*** Data rows

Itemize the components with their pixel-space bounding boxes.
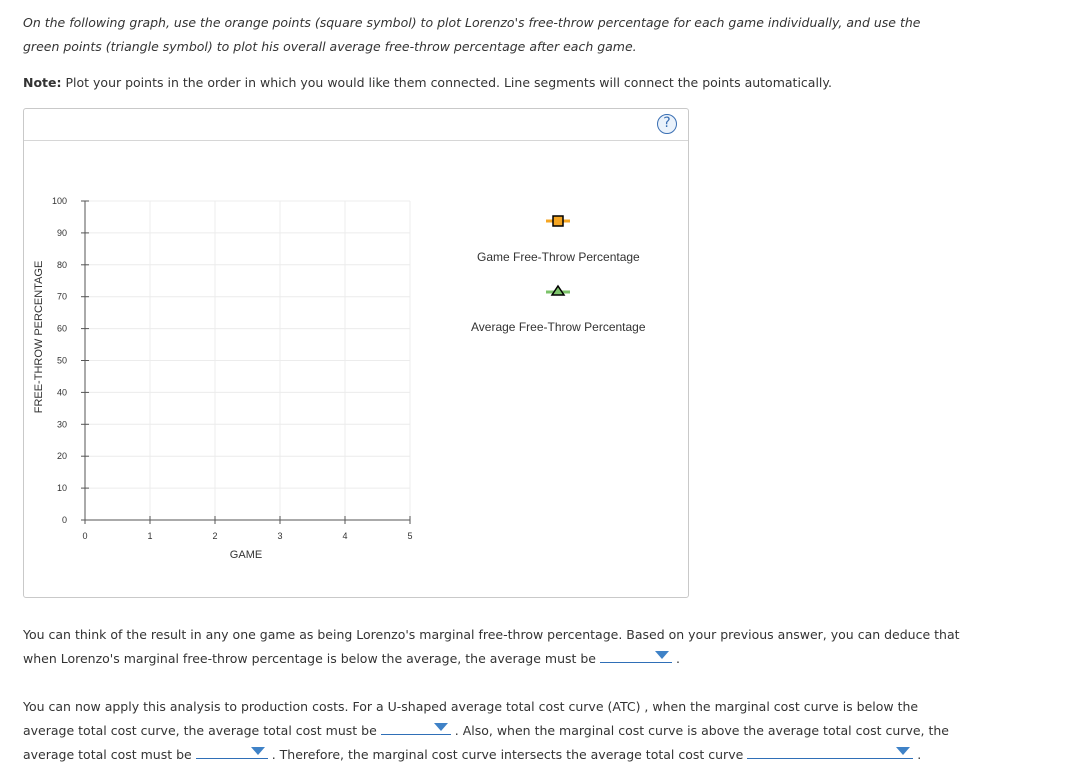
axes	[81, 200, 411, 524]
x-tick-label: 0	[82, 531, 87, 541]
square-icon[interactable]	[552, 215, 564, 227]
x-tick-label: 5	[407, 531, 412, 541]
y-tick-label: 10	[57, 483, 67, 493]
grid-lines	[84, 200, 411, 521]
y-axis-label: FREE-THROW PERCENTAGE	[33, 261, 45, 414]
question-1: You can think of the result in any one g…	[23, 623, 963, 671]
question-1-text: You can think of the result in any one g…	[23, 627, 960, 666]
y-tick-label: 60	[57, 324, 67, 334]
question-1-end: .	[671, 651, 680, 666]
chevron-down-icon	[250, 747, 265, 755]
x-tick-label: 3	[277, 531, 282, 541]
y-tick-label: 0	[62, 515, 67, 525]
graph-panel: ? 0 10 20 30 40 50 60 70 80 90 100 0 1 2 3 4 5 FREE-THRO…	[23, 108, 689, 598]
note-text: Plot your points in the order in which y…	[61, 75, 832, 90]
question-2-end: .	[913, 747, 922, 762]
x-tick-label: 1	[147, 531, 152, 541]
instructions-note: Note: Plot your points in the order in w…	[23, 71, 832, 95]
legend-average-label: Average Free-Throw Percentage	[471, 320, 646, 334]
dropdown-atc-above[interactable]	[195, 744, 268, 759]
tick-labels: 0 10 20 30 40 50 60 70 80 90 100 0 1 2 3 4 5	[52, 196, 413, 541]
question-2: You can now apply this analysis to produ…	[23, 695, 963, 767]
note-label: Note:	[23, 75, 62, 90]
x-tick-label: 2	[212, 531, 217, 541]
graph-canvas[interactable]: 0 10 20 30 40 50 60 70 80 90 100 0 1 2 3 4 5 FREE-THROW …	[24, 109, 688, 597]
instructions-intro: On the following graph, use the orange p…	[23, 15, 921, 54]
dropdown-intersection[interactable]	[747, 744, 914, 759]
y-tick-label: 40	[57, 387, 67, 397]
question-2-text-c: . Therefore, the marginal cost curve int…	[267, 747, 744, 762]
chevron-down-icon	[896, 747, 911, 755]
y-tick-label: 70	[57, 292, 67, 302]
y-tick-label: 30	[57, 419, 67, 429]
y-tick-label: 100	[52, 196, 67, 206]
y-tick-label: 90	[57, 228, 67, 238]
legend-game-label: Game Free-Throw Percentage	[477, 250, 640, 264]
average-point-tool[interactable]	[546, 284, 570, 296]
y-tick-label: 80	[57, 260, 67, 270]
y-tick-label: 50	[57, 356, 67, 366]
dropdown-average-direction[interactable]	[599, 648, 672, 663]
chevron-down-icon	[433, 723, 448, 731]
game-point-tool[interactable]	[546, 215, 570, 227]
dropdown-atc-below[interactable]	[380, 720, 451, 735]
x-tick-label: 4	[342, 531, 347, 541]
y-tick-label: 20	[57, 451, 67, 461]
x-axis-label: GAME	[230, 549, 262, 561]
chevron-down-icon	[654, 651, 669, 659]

******
*** Data rows

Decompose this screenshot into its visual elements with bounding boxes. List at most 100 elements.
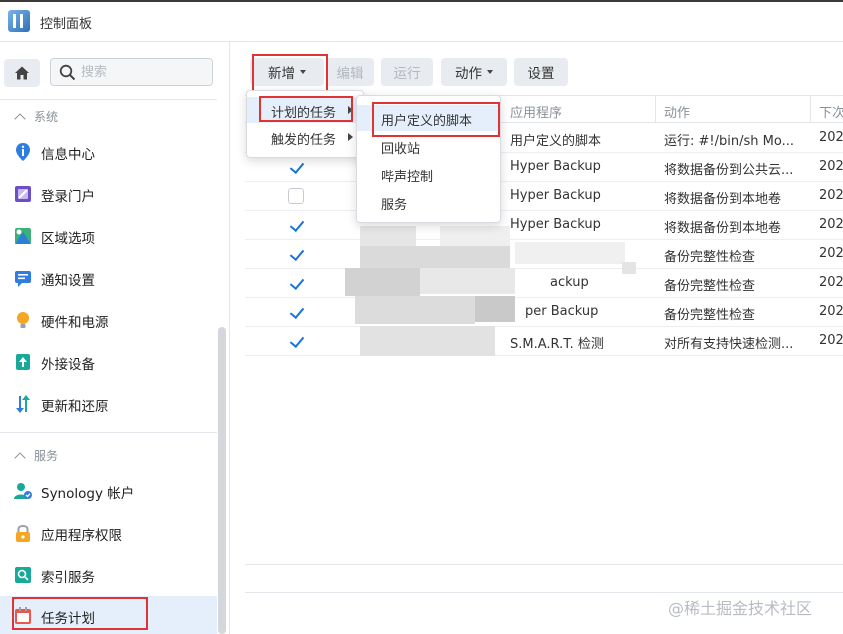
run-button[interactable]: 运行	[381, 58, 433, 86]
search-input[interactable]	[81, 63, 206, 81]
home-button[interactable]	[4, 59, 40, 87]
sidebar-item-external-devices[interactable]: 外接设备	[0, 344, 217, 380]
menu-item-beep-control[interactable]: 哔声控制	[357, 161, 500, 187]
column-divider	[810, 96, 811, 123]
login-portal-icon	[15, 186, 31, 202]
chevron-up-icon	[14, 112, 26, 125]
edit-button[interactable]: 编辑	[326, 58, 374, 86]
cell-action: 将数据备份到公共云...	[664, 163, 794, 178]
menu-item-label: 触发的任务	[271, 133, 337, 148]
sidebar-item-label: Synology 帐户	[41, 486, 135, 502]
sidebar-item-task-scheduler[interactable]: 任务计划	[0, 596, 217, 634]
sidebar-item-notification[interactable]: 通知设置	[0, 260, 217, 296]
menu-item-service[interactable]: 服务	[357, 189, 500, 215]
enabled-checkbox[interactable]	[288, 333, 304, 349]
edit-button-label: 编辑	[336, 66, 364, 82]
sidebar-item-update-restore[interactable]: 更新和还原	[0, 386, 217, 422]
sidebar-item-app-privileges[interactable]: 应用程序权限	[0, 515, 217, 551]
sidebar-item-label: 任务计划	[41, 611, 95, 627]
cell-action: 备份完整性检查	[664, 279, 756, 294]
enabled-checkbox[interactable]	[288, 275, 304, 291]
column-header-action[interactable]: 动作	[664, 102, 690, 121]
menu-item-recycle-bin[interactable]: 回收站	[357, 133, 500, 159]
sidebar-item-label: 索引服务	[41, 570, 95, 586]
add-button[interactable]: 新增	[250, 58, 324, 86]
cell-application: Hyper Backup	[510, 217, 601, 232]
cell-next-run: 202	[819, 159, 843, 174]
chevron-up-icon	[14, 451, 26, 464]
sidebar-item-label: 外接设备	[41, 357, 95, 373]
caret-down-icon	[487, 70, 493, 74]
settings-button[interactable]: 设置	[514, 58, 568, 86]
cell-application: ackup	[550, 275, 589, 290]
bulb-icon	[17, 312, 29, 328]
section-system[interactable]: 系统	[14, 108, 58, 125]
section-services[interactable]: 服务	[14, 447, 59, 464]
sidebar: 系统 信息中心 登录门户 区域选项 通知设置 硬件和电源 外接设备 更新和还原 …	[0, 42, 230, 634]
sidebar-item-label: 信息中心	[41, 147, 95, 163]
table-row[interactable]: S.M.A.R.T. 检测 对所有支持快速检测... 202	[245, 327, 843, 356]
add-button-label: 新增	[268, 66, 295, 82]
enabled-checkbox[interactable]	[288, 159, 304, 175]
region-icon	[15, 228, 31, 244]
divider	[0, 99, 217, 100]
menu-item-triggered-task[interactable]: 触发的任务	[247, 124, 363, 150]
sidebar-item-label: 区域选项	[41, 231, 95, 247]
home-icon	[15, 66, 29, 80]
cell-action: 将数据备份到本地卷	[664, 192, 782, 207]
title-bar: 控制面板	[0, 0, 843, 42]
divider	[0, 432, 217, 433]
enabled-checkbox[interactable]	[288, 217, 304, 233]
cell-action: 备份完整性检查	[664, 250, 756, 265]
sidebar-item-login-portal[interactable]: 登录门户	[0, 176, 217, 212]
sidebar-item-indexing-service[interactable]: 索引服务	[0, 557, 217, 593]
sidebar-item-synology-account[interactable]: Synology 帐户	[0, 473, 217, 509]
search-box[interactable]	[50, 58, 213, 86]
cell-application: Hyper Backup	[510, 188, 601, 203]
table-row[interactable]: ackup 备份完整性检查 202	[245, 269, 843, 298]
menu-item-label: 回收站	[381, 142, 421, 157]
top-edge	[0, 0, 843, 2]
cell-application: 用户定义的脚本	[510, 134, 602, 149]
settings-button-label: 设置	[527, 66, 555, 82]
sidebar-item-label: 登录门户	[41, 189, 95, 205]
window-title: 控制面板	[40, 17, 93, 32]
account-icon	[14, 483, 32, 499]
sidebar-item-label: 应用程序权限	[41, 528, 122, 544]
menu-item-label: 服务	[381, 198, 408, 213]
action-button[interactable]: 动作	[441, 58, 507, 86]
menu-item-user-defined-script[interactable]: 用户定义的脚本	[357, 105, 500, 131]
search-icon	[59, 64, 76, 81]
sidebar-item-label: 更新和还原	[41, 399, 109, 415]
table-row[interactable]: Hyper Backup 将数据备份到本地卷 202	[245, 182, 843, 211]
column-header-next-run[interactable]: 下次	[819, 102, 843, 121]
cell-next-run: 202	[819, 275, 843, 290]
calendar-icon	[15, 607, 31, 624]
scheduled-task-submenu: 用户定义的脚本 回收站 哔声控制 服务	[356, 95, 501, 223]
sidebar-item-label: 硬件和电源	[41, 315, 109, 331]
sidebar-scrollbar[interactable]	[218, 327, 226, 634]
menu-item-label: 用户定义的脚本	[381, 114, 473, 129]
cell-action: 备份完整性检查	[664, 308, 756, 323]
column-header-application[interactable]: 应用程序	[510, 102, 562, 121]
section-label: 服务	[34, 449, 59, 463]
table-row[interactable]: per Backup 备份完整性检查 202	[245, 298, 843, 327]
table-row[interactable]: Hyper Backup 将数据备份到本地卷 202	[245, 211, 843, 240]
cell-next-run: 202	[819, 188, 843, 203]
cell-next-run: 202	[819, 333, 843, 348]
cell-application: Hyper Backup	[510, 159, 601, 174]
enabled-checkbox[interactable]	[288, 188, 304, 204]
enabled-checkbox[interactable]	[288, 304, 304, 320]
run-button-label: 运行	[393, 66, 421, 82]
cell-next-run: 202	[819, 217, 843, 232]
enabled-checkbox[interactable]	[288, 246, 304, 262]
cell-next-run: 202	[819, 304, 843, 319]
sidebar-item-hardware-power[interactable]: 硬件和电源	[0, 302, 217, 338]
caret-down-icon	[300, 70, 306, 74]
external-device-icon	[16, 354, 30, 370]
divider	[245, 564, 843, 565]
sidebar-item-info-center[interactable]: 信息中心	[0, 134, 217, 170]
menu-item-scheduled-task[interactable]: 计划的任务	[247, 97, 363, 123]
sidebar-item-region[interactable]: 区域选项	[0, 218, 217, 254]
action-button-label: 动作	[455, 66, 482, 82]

******

Task instructions: From the first block of data, echo the lines that begin with the one containing "200, 411, 524]" and end with the one containing "747, 265, 755]", both included, and nothing else.

Finished exercise:
axes	[81, 200, 411, 524]
x-tick-label: 0	[82, 531, 87, 541]
square-icon[interactable]	[552, 215, 564, 227]
x-tick-label: 5	[407, 531, 412, 541]
y-tick-label: 10	[57, 483, 67, 493]
grid-lines	[84, 200, 411, 521]
y-axis-label: FREE-THROW PERCENTAGE	[33, 261, 45, 414]
question-1: You can think of the result in any one g…	[23, 623, 963, 671]
question-1-text: You can think of the result in any one g…	[23, 627, 960, 666]
y-tick-label: 60	[57, 324, 67, 334]
question-1-end: .	[671, 651, 680, 666]
chevron-down-icon	[250, 747, 265, 755]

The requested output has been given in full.